▶ _JOB_:
Copy the records below line for line without changing anything, and leave out the pictures.

==*==

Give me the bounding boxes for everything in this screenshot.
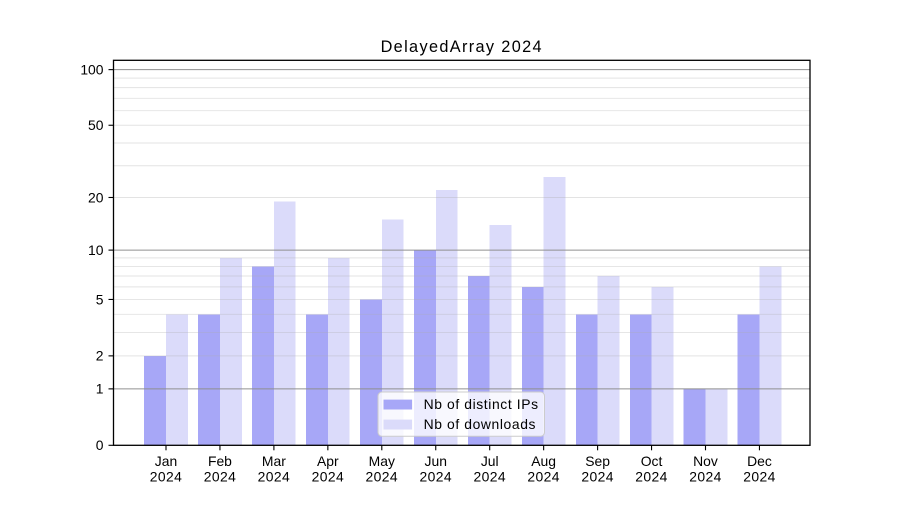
- svg-text:2024: 2024: [419, 469, 452, 485]
- svg-text:20: 20: [88, 189, 104, 205]
- svg-text:Dec: Dec: [747, 453, 772, 469]
- svg-text:2024: 2024: [743, 469, 776, 485]
- svg-text:2024: 2024: [366, 469, 399, 485]
- svg-text:Oct: Oct: [641, 453, 663, 469]
- svg-text:2024: 2024: [150, 469, 183, 485]
- svg-text:2024: 2024: [635, 469, 668, 485]
- svg-text:Aug: Aug: [531, 453, 556, 469]
- svg-text:2024: 2024: [689, 469, 722, 485]
- svg-text:Apr: Apr: [317, 453, 339, 469]
- svg-text:100: 100: [80, 61, 103, 77]
- svg-text:Nb of downloads: Nb of downloads: [424, 416, 536, 432]
- svg-text:Jul: Jul: [481, 453, 499, 469]
- svg-text:2024: 2024: [258, 469, 291, 485]
- svg-text:0: 0: [96, 437, 104, 453]
- svg-text:1: 1: [96, 381, 104, 397]
- svg-text:Jun: Jun: [425, 453, 447, 469]
- svg-text:Jan: Jan: [155, 453, 177, 469]
- svg-text:50: 50: [88, 117, 104, 133]
- svg-text:Nov: Nov: [693, 453, 718, 469]
- svg-text:DelayedArray 2024: DelayedArray 2024: [381, 38, 543, 56]
- svg-text:Nb of distinct IPs: Nb of distinct IPs: [424, 396, 539, 412]
- svg-text:Sep: Sep: [585, 453, 610, 469]
- svg-text:2024: 2024: [204, 469, 237, 485]
- svg-text:May: May: [369, 453, 395, 469]
- svg-text:2024: 2024: [527, 469, 560, 485]
- svg-text:5: 5: [96, 291, 104, 307]
- svg-text:10: 10: [88, 242, 104, 258]
- svg-text:2024: 2024: [312, 469, 345, 485]
- svg-text:Feb: Feb: [208, 453, 232, 469]
- svg-text:2: 2: [96, 348, 104, 364]
- svg-text:2024: 2024: [581, 469, 614, 485]
- svg-text:Mar: Mar: [262, 453, 286, 469]
- svg-text:2024: 2024: [473, 469, 506, 485]
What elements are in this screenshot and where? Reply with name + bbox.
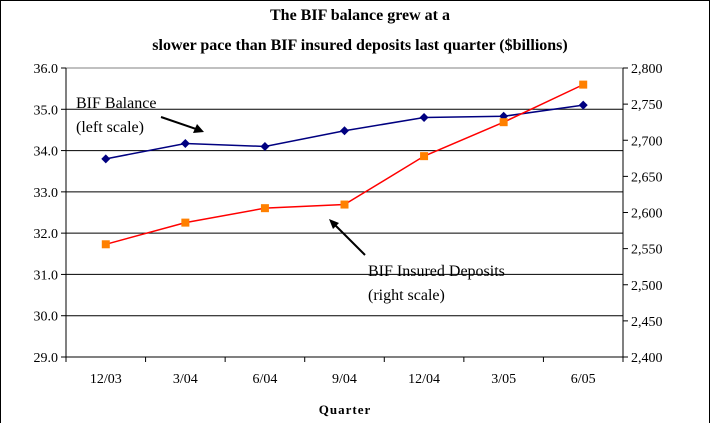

==*==

▶ _TASK OUTPUT_:
Give me the bounding boxes for everything in this screenshot.
- svg-text:2024: 2024: [419, 469, 452, 485]
- svg-text:20: 20: [88, 189, 104, 205]
- svg-text:Dec: Dec: [747, 453, 772, 469]
- svg-text:2024: 2024: [743, 469, 776, 485]
- svg-text:2024: 2024: [366, 469, 399, 485]
- svg-text:Oct: Oct: [641, 453, 663, 469]
- svg-text:2024: 2024: [150, 469, 183, 485]
- svg-text:2024: 2024: [635, 469, 668, 485]
- svg-text:Aug: Aug: [531, 453, 556, 469]
- svg-text:2024: 2024: [689, 469, 722, 485]
- svg-text:Apr: Apr: [317, 453, 339, 469]
- svg-text:100: 100: [80, 61, 103, 77]
- svg-text:Nb of downloads: Nb of downloads: [424, 416, 536, 432]
- svg-text:Jul: Jul: [481, 453, 499, 469]
- svg-text:2024: 2024: [258, 469, 291, 485]
- svg-text:0: 0: [96, 437, 104, 453]
- svg-text:1: 1: [96, 381, 104, 397]
- svg-text:Jun: Jun: [425, 453, 447, 469]
- svg-text:Jan: Jan: [155, 453, 177, 469]
- svg-text:50: 50: [88, 117, 104, 133]
- svg-text:Nov: Nov: [693, 453, 718, 469]
- svg-text:DelayedArray 2024: DelayedArray 2024: [381, 38, 543, 56]
- svg-text:Nb of distinct IPs: Nb of distinct IPs: [424, 396, 539, 412]
- svg-text:Sep: Sep: [585, 453, 610, 469]
- svg-text:2024: 2024: [204, 469, 237, 485]
- svg-text:May: May: [369, 453, 395, 469]
- svg-text:2024: 2024: [527, 469, 560, 485]
- svg-text:5: 5: [96, 291, 104, 307]
- svg-text:10: 10: [88, 242, 104, 258]
- svg-text:2024: 2024: [312, 469, 345, 485]
- svg-text:Feb: Feb: [208, 453, 232, 469]
- svg-text:2: 2: [96, 348, 104, 364]
- svg-text:2024: 2024: [581, 469, 614, 485]
- svg-text:Mar: Mar: [262, 453, 286, 469]
- svg-text:2024: 2024: [473, 469, 506, 485]
What elements are in this screenshot and where? Reply with name + bbox.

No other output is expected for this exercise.